- To be done -
Copy the material below verbatim, line for line, without altering anything.

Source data
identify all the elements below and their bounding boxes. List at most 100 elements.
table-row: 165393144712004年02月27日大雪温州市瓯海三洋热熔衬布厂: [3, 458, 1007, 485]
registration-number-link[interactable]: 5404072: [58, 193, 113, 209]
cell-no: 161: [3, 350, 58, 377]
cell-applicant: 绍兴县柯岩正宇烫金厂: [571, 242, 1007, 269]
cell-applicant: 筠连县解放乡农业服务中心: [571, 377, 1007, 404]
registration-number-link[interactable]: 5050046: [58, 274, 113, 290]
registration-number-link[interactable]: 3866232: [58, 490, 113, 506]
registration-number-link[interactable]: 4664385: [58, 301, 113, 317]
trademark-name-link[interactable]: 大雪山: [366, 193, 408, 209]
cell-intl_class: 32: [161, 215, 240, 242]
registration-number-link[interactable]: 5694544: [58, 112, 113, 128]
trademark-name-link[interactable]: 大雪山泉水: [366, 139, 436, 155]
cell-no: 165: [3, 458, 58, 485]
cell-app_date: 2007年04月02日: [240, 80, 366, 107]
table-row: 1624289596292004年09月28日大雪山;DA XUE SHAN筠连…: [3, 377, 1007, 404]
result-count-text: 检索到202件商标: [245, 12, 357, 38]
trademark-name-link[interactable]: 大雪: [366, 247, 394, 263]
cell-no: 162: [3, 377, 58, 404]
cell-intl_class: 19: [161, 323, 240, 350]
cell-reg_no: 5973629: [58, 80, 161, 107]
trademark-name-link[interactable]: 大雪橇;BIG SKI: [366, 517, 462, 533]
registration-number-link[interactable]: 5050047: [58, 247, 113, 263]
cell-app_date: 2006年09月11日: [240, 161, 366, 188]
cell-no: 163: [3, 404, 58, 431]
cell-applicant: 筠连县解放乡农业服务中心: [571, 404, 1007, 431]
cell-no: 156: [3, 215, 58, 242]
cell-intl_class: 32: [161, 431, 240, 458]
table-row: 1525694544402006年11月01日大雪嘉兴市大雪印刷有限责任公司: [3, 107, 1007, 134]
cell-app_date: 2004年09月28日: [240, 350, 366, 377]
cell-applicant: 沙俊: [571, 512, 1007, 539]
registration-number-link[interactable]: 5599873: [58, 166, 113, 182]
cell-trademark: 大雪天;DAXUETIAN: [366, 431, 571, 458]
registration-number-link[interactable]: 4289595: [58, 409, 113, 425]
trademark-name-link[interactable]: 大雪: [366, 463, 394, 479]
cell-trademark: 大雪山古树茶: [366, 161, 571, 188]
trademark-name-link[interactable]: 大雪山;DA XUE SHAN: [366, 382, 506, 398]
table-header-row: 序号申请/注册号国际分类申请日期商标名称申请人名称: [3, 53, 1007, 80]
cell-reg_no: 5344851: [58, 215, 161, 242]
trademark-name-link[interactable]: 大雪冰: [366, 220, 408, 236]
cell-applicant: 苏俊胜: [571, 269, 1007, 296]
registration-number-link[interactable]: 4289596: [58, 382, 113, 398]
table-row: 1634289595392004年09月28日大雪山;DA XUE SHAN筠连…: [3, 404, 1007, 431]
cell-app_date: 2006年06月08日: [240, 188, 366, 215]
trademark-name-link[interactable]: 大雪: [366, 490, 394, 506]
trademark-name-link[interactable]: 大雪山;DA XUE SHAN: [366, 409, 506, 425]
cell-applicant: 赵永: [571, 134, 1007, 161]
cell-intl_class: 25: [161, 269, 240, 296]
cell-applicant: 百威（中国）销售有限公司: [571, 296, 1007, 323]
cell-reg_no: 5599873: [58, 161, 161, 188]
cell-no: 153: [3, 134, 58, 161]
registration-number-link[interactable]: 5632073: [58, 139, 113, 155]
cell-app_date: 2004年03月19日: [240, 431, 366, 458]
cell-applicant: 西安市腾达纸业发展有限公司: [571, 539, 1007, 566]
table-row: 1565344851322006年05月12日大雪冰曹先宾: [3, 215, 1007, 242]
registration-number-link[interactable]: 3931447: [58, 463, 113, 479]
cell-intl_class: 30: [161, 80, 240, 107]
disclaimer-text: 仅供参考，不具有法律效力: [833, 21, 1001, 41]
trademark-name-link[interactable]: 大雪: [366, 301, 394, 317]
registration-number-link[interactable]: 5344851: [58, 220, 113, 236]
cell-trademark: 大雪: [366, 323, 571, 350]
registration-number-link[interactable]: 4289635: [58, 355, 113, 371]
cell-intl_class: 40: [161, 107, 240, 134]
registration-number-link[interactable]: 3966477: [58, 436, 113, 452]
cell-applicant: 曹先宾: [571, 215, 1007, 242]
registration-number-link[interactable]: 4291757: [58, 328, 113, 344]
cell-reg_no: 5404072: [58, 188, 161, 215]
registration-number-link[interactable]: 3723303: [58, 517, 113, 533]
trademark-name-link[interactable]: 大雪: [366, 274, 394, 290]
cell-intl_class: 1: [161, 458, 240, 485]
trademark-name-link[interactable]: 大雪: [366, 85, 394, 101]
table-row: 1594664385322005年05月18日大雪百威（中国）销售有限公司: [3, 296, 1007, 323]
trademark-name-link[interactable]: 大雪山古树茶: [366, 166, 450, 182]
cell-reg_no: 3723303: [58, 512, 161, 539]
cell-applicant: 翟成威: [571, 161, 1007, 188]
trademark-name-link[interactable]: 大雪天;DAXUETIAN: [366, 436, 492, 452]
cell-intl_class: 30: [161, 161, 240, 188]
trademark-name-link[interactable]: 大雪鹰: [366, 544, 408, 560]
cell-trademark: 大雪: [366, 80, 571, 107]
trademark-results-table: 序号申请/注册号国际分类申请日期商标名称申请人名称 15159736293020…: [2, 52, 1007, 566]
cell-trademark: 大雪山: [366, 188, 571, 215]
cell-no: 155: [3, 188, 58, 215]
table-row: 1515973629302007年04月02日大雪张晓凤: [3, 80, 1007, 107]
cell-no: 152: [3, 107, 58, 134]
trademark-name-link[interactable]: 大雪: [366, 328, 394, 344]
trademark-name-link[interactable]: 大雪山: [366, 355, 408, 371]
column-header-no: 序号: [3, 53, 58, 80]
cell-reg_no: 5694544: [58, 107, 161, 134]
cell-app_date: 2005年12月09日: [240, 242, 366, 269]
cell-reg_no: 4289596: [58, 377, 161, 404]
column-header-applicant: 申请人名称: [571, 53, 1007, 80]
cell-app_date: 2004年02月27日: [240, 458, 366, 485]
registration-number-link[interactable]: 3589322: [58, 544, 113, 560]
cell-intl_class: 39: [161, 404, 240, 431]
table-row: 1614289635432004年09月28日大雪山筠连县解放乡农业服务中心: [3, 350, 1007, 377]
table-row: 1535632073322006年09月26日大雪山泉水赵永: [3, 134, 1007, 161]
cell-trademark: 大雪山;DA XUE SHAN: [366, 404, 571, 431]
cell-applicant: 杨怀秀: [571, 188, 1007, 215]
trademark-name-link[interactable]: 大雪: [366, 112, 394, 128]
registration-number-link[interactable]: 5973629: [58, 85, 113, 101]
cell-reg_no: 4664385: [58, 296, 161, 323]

- Final result -
identify all the elements below and their bounding boxes. List at most 100 elements.
table-row: 165393144712004年02月27日大雪温州市瓯海三洋热熔衬布厂: [3, 458, 1007, 485]
registration-number-link[interactable]: 5404072: [58, 193, 113, 209]
cell-no: 161: [3, 350, 58, 377]
cell-applicant: 绍兴县柯岩正宇烫金厂: [571, 242, 1007, 269]
cell-applicant: 筠连县解放乡农业服务中心: [571, 377, 1007, 404]
registration-number-link[interactable]: 5050046: [58, 274, 113, 290]
registration-number-link[interactable]: 3866232: [58, 490, 113, 506]
registration-number-link[interactable]: 4664385: [58, 301, 113, 317]
trademark-name-link[interactable]: 大雪山: [366, 193, 408, 209]
cell-intl_class: 32: [161, 215, 240, 242]
registration-number-link[interactable]: 5694544: [58, 112, 113, 128]
trademark-name-link[interactable]: 大雪山泉水: [366, 139, 436, 155]
cell-no: 165: [3, 458, 58, 485]
cell-app_date: 2007年04月02日: [240, 80, 366, 107]
table-row: 1624289596292004年09月28日大雪山;DA XUE SHAN筠连…: [3, 377, 1007, 404]
result-count-text: 检索到202件商标: [245, 12, 357, 38]
trademark-name-link[interactable]: 大雪: [366, 247, 394, 263]
cell-no: 162: [3, 377, 58, 404]
cell-intl_class: 19: [161, 323, 240, 350]
cell-reg_no: 5973629: [58, 80, 161, 107]
trademark-name-link[interactable]: 大雪橇;BIG SKI: [366, 517, 462, 533]
registration-number-link[interactable]: 5050047: [58, 247, 113, 263]
cell-app_date: 2006年09月11日: [240, 161, 366, 188]
cell-no: 163: [3, 404, 58, 431]
cell-applicant: 筠连县解放乡农业服务中心: [571, 404, 1007, 431]
cell-no: 156: [3, 215, 58, 242]
cell-intl_class: 32: [161, 431, 240, 458]
table-row: 1525694544402006年11月01日大雪嘉兴市大雪印刷有限责任公司: [3, 107, 1007, 134]
cell-app_date: 2004年09月28日: [240, 350, 366, 377]
cell-applicant: 沙俊: [571, 512, 1007, 539]
registration-number-link[interactable]: 5599873: [58, 166, 113, 182]
cell-trademark: 大雪天;DAXUETIAN: [366, 431, 571, 458]
registration-number-link[interactable]: 4289595: [58, 409, 113, 425]
trademark-name-link[interactable]: 大雪: [366, 463, 394, 479]
cell-trademark: 大雪山古树茶: [366, 161, 571, 188]
trademark-name-link[interactable]: 大雪山;DA XUE SHAN: [366, 382, 506, 398]
table-header-row: 序号申请/注册号国际分类申请日期商标名称申请人名称: [3, 53, 1007, 80]
cell-reg_no: 5344851: [58, 215, 161, 242]
trademark-name-link[interactable]: 大雪冰: [366, 220, 408, 236]
cell-applicant: 苏俊胜: [571, 269, 1007, 296]
registration-number-link[interactable]: 4289596: [58, 382, 113, 398]
table-row: 1634289595392004年09月28日大雪山;DA XUE SHAN筠连…: [3, 404, 1007, 431]
cell-app_date: 2006年06月08日: [240, 188, 366, 215]
trademark-name-link[interactable]: 大雪: [366, 490, 394, 506]
trademark-name-link[interactable]: 大雪山;DA XUE SHAN: [366, 409, 506, 425]
cell-applicant: 赵永: [571, 134, 1007, 161]
cell-intl_class: 25: [161, 269, 240, 296]
cell-applicant: 百威（中国）销售有限公司: [571, 296, 1007, 323]
cell-reg_no: 5599873: [58, 161, 161, 188]
cell-no: 153: [3, 134, 58, 161]
registration-number-link[interactable]: 5632073: [58, 139, 113, 155]
cell-app_date: 2004年03月19日: [240, 431, 366, 458]
cell-applicant: 西安市腾达纸业发展有限公司: [571, 539, 1007, 566]
table-row: 1565344851322006年05月12日大雪冰曹先宾: [3, 215, 1007, 242]
registration-number-link[interactable]: 3931447: [58, 463, 113, 479]
cell-intl_class: 30: [161, 80, 240, 107]
disclaimer-text: 仅供参考，不具有法律效力: [833, 21, 1001, 41]
trademark-name-link[interactable]: 大雪: [366, 301, 394, 317]
registration-number-link[interactable]: 5344851: [58, 220, 113, 236]
cell-trademark: 大雪: [366, 323, 571, 350]
registration-number-link[interactable]: 4289635: [58, 355, 113, 371]
cell-intl_class: 40: [161, 107, 240, 134]
registration-number-link[interactable]: 3966477: [58, 436, 113, 452]
cell-applicant: 曹先宾: [571, 215, 1007, 242]
registration-number-link[interactable]: 4291757: [58, 328, 113, 344]
cell-reg_no: 5404072: [58, 188, 161, 215]
registration-number-link[interactable]: 3723303: [58, 517, 113, 533]
trademark-name-link[interactable]: 大雪: [366, 274, 394, 290]
cell-intl_class: 1: [161, 458, 240, 485]
trademark-name-link[interactable]: 大雪: [366, 85, 394, 101]
table-row: 1594664385322005年05月18日大雪百威（中国）销售有限公司: [3, 296, 1007, 323]
trademark-name-link[interactable]: 大雪山古树茶: [366, 166, 450, 182]
cell-reg_no: 3723303: [58, 512, 161, 539]
cell-applicant: 翟成威: [571, 161, 1007, 188]
trademark-name-link[interactable]: 大雪天;DAXUETIAN: [366, 436, 492, 452]
cell-intl_class: 30: [161, 161, 240, 188]
trademark-name-link[interactable]: 大雪鹰: [366, 544, 408, 560]
cell-trademark: 大雪: [366, 80, 571, 107]
trademark-results-table: 序号申请/注册号国际分类申请日期商标名称申请人名称 15159736293020…: [2, 52, 1007, 566]
cell-trademark: 大雪山: [366, 188, 571, 215]
cell-no: 155: [3, 188, 58, 215]
table-row: 1515973629302007年04月02日大雪张晓凤: [3, 80, 1007, 107]
cell-no: 152: [3, 107, 58, 134]
trademark-name-link[interactable]: 大雪: [366, 328, 394, 344]
trademark-name-link[interactable]: 大雪山: [366, 355, 408, 371]
column-header-no: 序号: [3, 53, 58, 80]
cell-reg_no: 5694544: [58, 107, 161, 134]
cell-app_date: 2005年12月09日: [240, 242, 366, 269]
cell-reg_no: 4289596: [58, 377, 161, 404]
column-header-applicant: 申请人名称: [571, 53, 1007, 80]
cell-app_date: 2004年02月27日: [240, 458, 366, 485]
registration-number-link[interactable]: 3589322: [58, 544, 113, 560]
cell-intl_class: 39: [161, 404, 240, 431]
table-row: 1614289635432004年09月28日大雪山筠连县解放乡农业服务中心: [3, 350, 1007, 377]
table-row: 1535632073322006年09月26日大雪山泉水赵永: [3, 134, 1007, 161]
cell-trademark: 大雪山;DA XUE SHAN: [366, 404, 571, 431]
cell-applicant: 杨怀秀: [571, 188, 1007, 215]
trademark-name-link[interactable]: 大雪: [366, 112, 394, 128]
registration-number-link[interactable]: 5973629: [58, 85, 113, 101]
cell-reg_no: 4664385: [58, 296, 161, 323]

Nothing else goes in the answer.